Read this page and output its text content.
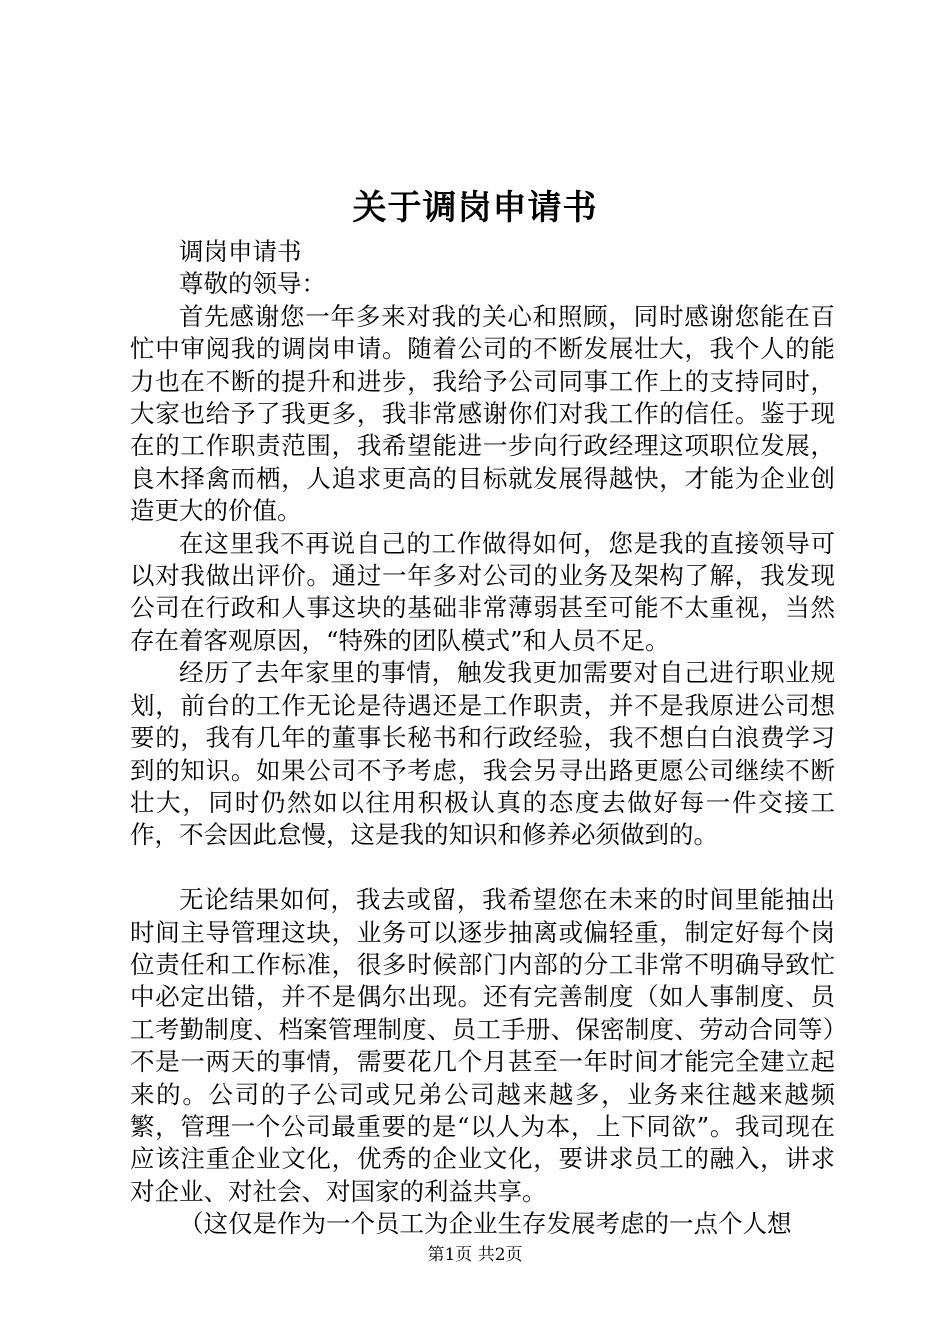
关于调岗申请书

调岗申请书

尊敬的领导：

首先感谢您一年多来对我的关心和照顾，同时感谢您能在百忙中审阅我的调岗申请。随着公司的不断发展壮大，我个人的能力也在不断的提升和进步，我给予公司同事工作上的支持同时，大家也给予了我更多，我非常感谢你们对我工作的信任。鉴于现在的工作职责范围，我希望能进一步向行政经理这项职位发展，良木择禽而栖，人追求更高的目标就发展得越快，才能为企业创造更大的价值。

在这里我不再说自己的工作做得如何，您是我的直接领导可以对我做出评价。通过一年多对公司的业务及架构了解，我发现公司在行政和人事这块的基础非常薄弱甚至可能不太重视，当然存在着客观原因，“特殊的团队模式”和人员不足。

经历了去年家里的事情，触发我更加需要对自己进行职业规划，前台的工作无论是待遇还是工作职责，并不是我原进公司想要的，我有几年的董事长秘书和行政经验，我不想白白浪费学习到的知识。如果公司不予考虑，我会另寻出路更愿公司继续不断壮大，同时仍然如以往用积极认真的态度去做好每一件交接工作，不会因此怠慢，这是我的知识和修养必须做到的。

无论结果如何，我去或留，我希望您在未来的时间里能抽出时间主导管理这块，业务可以逐步抽离或偏轻重，制定好每个岗位责任和工作标准，很多时候部门内部的分工非常不明确导致忙中必定出错，并不是偶尔出现。还有完善制度（如人事制度、员工考勤制度、档案管理制度、员工手册、保密制度、劳动合同等）不是一两天的事情，需要花几个月甚至一年时间才能完全建立起来的。公司的子公司或兄弟公司越来越多，业务来往越来越频繁，管理一个公司最重要的是“以人为本，上下同欲”。我司现在应该注重企业文化，优秀的企业文化，要讲求员工的融入，讲求对企业、对社会、对国家的利益共享。

（这仅是作为一个员工为企业生存发展考虑的一点个人想

第1页 共2页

++++++++

The entries above should be reproduced exactly, without their pictures.

Read this page and output its text content.
关于调岗申请书

调岗申请书

尊敬的领导：

首先感谢您一年多来对我的关心和照顾，同时感谢您能在百忙中审阅我的调岗申请。随着公司的不断发展壮大，我个人的能力也在不断的提升和进步，我给予公司同事工作上的支持同时，大家也给予了我更多，我非常感谢你们对我工作的信任。鉴于现在的工作职责范围，我希望能进一步向行政经理这项职位发展，良木择禽而栖，人追求更高的目标就发展得越快，才能为企业创造更大的价值。

在这里我不再说自己的工作做得如何，您是我的直接领导可以对我做出评价。通过一年多对公司的业务及架构了解，我发现公司在行政和人事这块的基础非常薄弱甚至可能不太重视，当然存在着客观原因，“特殊的团队模式”和人员不足。

经历了去年家里的事情，触发我更加需要对自己进行职业规划，前台的工作无论是待遇还是工作职责，并不是我原进公司想要的，我有几年的董事长秘书和行政经验，我不想白白浪费学习到的知识。如果公司不予考虑，我会另寻出路更愿公司继续不断壮大，同时仍然如以往用积极认真的态度去做好每一件交接工作，不会因此怠慢，这是我的知识和修养必须做到的。

无论结果如何，我去或留，我希望您在未来的时间里能抽出时间主导管理这块，业务可以逐步抽离或偏轻重，制定好每个岗位责任和工作标准，很多时候部门内部的分工非常不明确导致忙中必定出错，并不是偶尔出现。还有完善制度（如人事制度、员工考勤制度、档案管理制度、员工手册、保密制度、劳动合同等）不是一两天的事情，需要花几个月甚至一年时间才能完全建立起来的。公司的子公司或兄弟公司越来越多，业务来往越来越频繁，管理一个公司最重要的是“以人为本，上下同欲”。我司现在应该注重企业文化，优秀的企业文化，要讲求员工的融入，讲求对企业、对社会、对国家的利益共享。

（这仅是作为一个员工为企业生存发展考虑的一点个人想

第1页 共2页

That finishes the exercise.